WHAT IS REQUIRED
For each line in the data below that holds "username", return a copy.

Stored data entries:
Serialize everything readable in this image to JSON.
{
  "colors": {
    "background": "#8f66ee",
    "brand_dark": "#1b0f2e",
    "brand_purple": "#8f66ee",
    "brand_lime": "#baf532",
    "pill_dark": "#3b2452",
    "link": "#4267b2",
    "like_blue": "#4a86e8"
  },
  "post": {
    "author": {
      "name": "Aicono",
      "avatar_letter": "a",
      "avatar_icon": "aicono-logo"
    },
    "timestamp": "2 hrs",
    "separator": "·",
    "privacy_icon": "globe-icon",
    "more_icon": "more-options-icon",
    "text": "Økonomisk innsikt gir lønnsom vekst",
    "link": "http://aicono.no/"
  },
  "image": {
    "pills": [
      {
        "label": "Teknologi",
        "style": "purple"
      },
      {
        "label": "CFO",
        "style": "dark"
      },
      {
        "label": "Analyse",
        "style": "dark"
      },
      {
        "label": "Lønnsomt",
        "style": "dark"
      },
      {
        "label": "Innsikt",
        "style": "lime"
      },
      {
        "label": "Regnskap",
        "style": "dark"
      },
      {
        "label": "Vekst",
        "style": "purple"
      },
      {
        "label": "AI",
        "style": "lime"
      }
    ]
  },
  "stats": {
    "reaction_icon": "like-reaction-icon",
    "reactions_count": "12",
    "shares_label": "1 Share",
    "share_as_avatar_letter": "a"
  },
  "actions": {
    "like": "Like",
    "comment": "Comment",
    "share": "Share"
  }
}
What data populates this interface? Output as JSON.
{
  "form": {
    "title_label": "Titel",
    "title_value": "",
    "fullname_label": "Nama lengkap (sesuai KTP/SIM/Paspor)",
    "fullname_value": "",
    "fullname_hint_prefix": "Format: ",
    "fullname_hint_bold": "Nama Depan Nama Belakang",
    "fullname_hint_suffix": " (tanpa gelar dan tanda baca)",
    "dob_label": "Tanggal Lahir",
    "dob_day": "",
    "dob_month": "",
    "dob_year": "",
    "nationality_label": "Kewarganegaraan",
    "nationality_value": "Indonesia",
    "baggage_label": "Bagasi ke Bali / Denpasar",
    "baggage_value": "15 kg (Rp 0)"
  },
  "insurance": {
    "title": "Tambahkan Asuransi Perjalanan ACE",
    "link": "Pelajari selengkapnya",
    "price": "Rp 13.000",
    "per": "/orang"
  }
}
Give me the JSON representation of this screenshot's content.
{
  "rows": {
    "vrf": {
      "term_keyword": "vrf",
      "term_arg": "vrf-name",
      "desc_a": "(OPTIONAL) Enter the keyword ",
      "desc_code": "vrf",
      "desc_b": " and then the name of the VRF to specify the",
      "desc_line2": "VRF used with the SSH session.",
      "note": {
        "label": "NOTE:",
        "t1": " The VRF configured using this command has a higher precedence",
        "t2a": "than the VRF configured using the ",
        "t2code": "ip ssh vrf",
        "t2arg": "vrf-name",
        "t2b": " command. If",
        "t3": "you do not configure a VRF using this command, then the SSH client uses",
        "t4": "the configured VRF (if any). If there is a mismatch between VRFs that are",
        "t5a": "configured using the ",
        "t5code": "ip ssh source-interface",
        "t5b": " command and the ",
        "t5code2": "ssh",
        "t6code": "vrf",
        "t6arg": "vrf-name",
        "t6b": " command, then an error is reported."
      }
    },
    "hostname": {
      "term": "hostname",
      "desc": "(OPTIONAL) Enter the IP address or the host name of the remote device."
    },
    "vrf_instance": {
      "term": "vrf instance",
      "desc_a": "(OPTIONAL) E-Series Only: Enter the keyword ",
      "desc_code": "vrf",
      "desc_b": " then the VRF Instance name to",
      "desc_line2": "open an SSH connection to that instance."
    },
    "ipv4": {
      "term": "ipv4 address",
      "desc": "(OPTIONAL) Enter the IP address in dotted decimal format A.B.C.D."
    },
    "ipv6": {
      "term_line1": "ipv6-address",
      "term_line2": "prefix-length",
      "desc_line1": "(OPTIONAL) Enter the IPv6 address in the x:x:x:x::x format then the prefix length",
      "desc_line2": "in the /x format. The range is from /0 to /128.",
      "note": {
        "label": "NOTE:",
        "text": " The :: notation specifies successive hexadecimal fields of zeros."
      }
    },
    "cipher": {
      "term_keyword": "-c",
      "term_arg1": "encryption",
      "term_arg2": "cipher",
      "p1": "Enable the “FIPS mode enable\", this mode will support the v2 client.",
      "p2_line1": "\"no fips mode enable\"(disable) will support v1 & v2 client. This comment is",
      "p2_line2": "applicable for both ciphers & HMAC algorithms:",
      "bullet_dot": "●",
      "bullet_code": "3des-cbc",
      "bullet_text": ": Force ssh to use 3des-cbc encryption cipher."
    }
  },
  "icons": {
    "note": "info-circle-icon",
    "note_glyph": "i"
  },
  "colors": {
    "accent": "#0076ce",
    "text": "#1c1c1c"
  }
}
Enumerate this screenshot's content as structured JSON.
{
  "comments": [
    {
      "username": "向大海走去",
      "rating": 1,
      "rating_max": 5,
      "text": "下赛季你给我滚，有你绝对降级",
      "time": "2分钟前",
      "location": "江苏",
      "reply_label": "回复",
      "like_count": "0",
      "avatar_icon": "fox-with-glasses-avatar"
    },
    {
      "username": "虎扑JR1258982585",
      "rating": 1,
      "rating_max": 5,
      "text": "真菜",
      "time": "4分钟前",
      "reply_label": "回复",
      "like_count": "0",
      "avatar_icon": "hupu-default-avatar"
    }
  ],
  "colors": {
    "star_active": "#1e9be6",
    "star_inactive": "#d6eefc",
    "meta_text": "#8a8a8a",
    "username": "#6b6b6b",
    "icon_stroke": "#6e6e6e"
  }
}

FINAL RESULT
      "username": "向大海走去",
      "username": "虎扑JR1258982585",
    "username": "#6b6b6b",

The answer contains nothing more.